• RECORDS FOR THIS TASK:
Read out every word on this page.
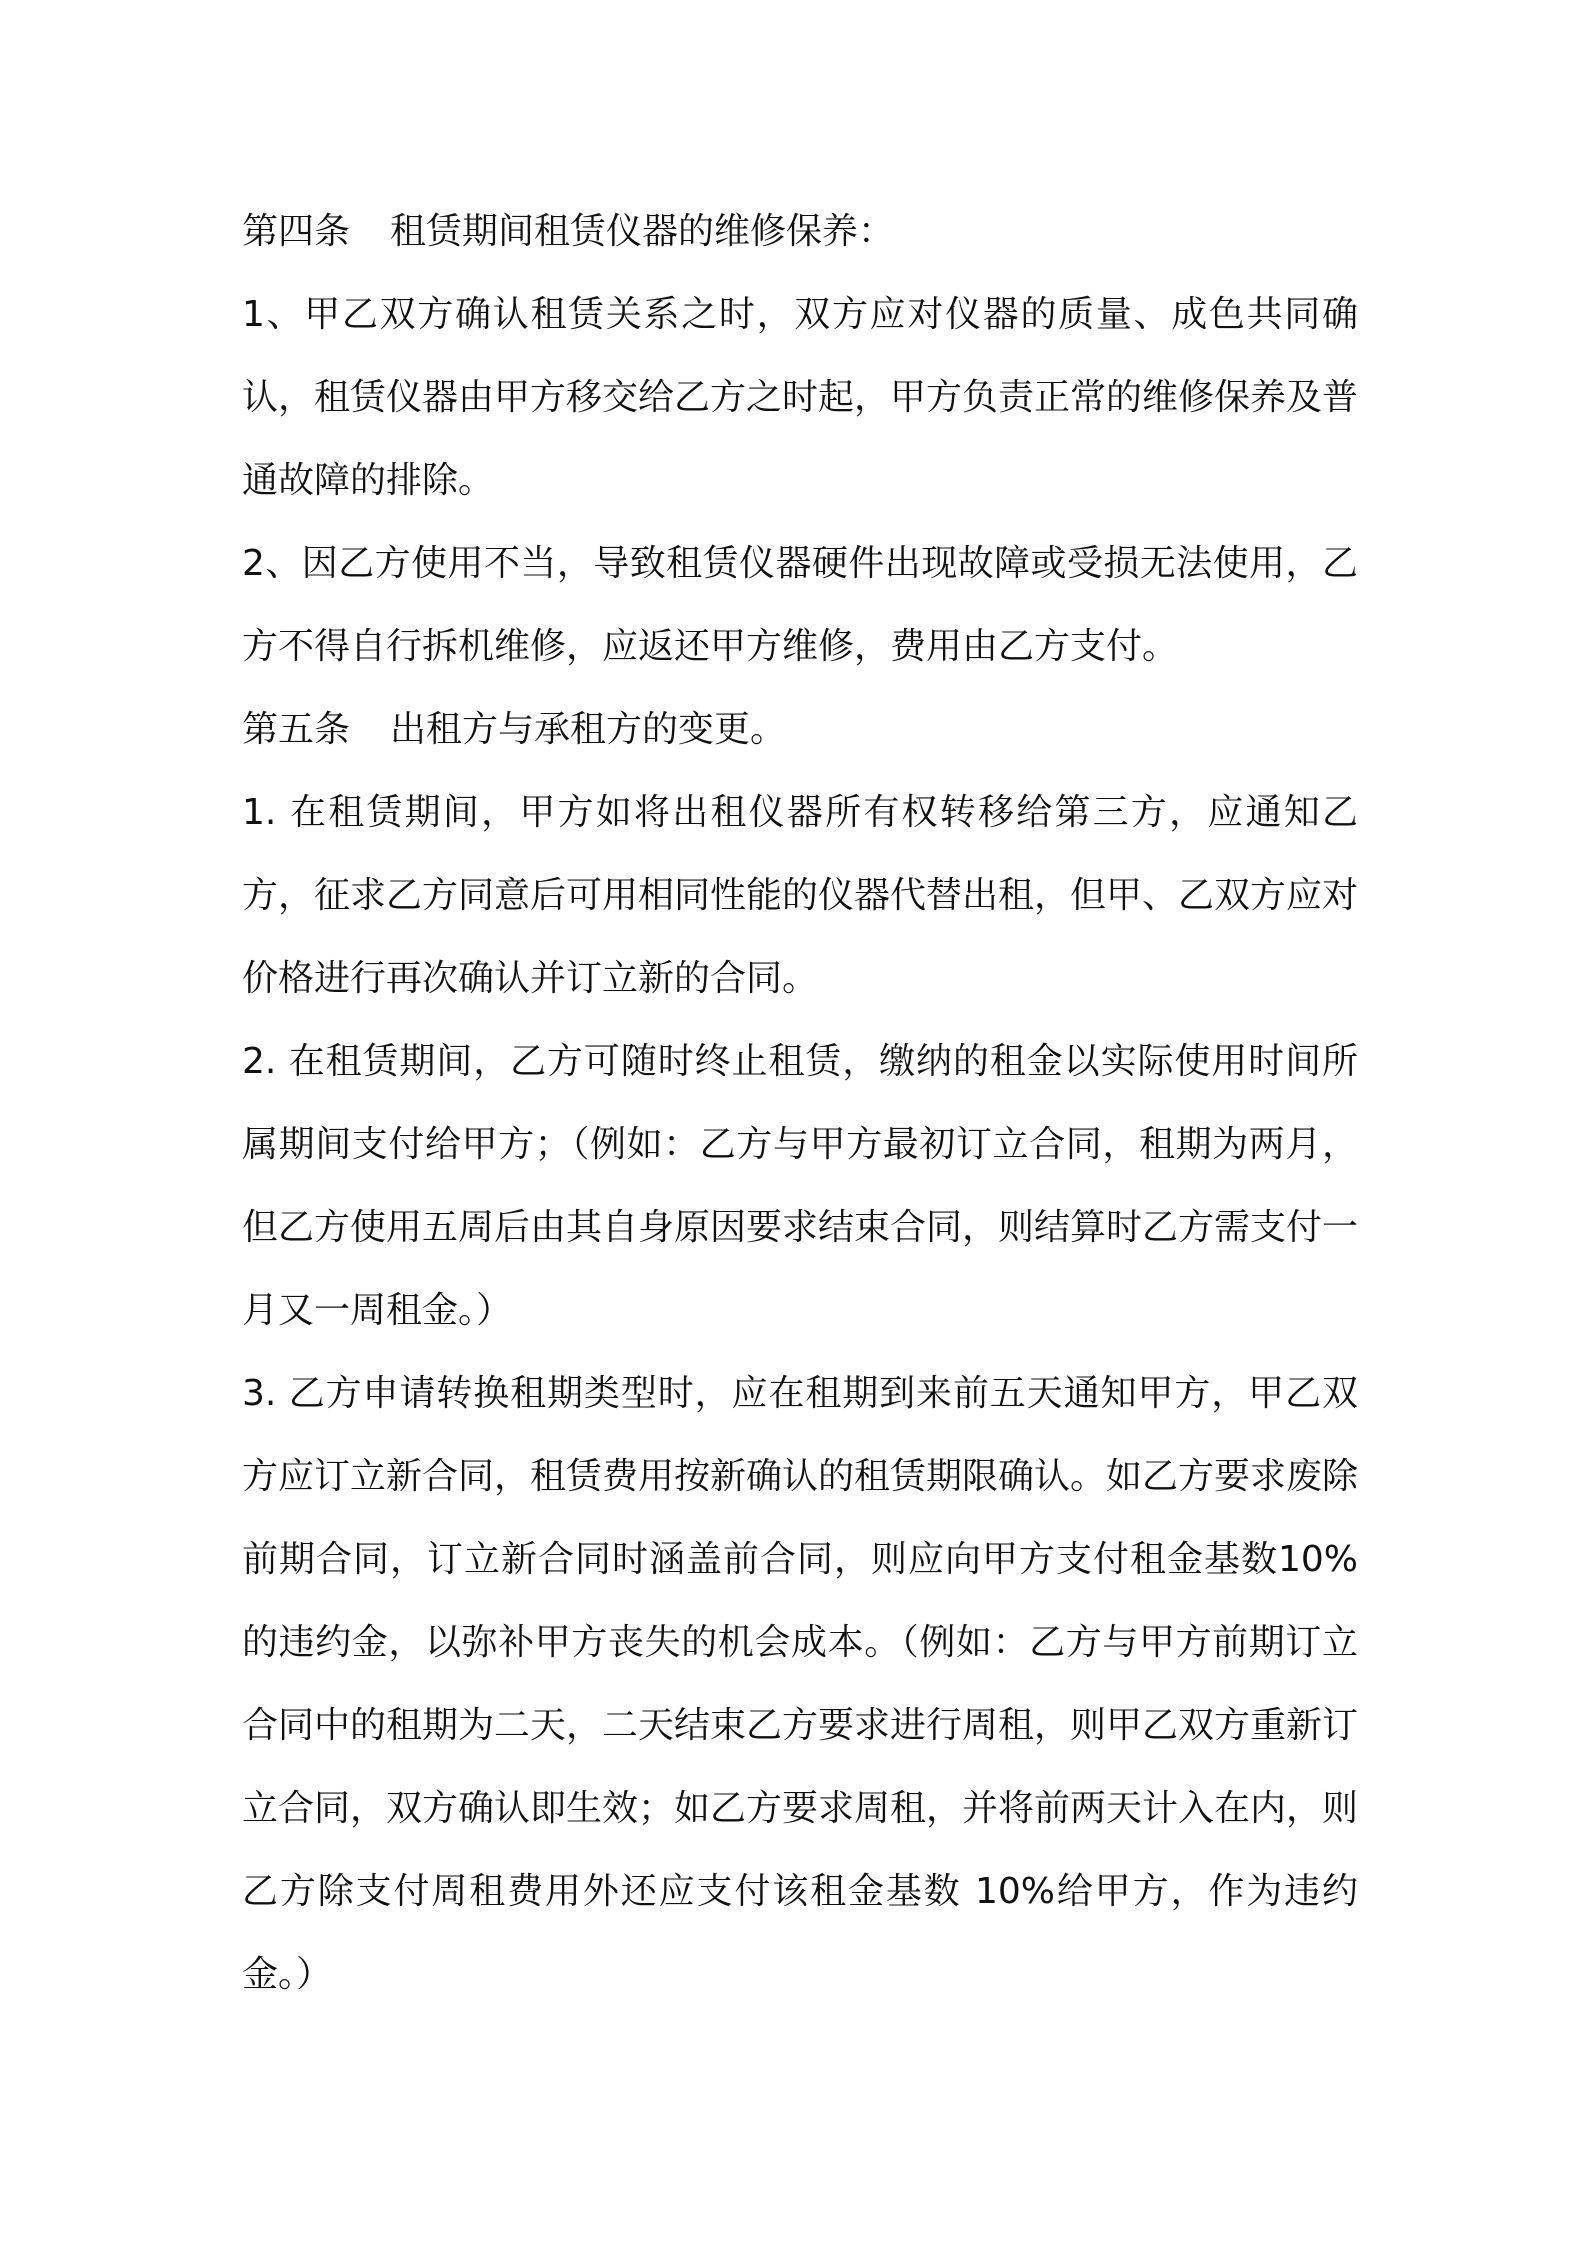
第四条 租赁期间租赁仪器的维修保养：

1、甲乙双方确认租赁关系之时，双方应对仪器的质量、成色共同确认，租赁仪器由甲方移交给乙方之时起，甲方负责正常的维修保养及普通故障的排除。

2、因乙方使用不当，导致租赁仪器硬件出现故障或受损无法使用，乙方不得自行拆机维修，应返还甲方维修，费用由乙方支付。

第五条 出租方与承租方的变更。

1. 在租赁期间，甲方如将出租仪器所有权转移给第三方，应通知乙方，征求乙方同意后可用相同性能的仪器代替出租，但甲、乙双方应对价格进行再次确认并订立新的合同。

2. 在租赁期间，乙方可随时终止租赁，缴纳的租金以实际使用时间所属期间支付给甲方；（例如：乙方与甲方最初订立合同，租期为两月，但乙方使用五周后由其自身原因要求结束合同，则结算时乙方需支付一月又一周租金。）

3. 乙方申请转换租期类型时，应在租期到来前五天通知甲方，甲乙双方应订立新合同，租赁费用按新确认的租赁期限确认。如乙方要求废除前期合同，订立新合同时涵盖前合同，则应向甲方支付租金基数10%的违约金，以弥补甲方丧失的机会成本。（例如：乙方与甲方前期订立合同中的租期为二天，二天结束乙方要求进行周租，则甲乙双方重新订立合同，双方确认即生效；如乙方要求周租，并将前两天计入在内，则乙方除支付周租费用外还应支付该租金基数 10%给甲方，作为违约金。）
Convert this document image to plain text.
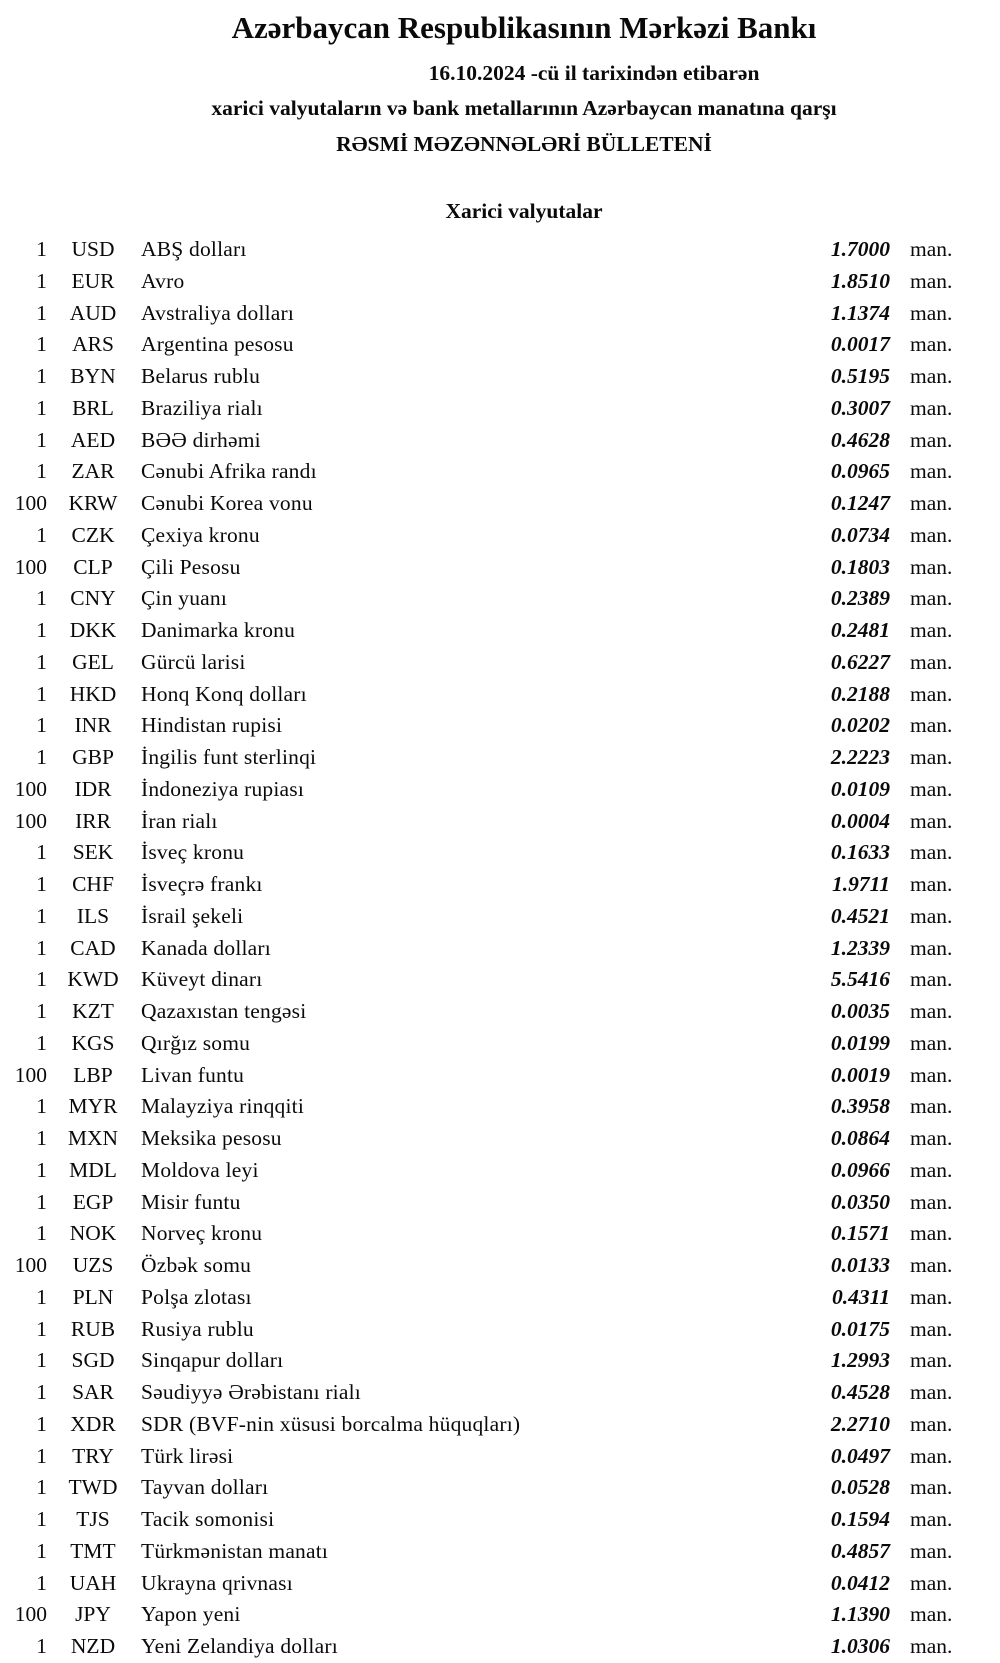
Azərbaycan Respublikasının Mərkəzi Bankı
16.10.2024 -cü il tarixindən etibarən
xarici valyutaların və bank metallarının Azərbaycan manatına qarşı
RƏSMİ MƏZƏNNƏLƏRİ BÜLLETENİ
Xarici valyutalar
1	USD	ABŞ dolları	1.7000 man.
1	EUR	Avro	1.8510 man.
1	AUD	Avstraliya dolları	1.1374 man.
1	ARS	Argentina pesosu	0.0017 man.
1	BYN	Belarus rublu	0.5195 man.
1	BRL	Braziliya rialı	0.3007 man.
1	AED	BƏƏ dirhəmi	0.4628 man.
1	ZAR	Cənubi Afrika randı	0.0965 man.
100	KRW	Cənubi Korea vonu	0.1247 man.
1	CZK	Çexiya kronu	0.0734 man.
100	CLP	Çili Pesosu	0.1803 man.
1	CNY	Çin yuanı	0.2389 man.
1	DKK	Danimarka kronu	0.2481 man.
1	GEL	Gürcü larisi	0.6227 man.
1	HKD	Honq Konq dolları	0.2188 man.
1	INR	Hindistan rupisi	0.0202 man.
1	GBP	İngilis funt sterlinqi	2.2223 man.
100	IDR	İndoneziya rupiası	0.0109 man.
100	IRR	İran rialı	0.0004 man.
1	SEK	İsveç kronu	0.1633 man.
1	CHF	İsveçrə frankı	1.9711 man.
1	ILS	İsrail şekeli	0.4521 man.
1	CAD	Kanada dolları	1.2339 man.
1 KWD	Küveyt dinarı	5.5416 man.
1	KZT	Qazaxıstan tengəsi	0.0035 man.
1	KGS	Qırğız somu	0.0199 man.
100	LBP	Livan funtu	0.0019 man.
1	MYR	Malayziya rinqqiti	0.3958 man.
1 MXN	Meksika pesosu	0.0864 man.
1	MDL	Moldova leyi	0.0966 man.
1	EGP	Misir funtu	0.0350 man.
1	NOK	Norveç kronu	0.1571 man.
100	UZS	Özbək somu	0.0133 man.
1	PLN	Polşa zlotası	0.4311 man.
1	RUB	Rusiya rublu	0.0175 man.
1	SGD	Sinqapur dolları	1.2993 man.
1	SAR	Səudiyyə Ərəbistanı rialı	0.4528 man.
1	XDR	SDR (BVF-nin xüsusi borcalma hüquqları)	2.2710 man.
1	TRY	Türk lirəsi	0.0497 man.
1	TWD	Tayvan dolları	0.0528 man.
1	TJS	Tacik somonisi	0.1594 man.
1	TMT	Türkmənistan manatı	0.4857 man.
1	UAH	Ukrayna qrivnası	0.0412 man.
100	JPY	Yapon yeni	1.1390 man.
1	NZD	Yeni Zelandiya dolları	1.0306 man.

• WHAT IS BEING ASKED:
Say how many lines have the string "Cənubi" in them, offering no words beyond the number.

• THE RESPONSE:
2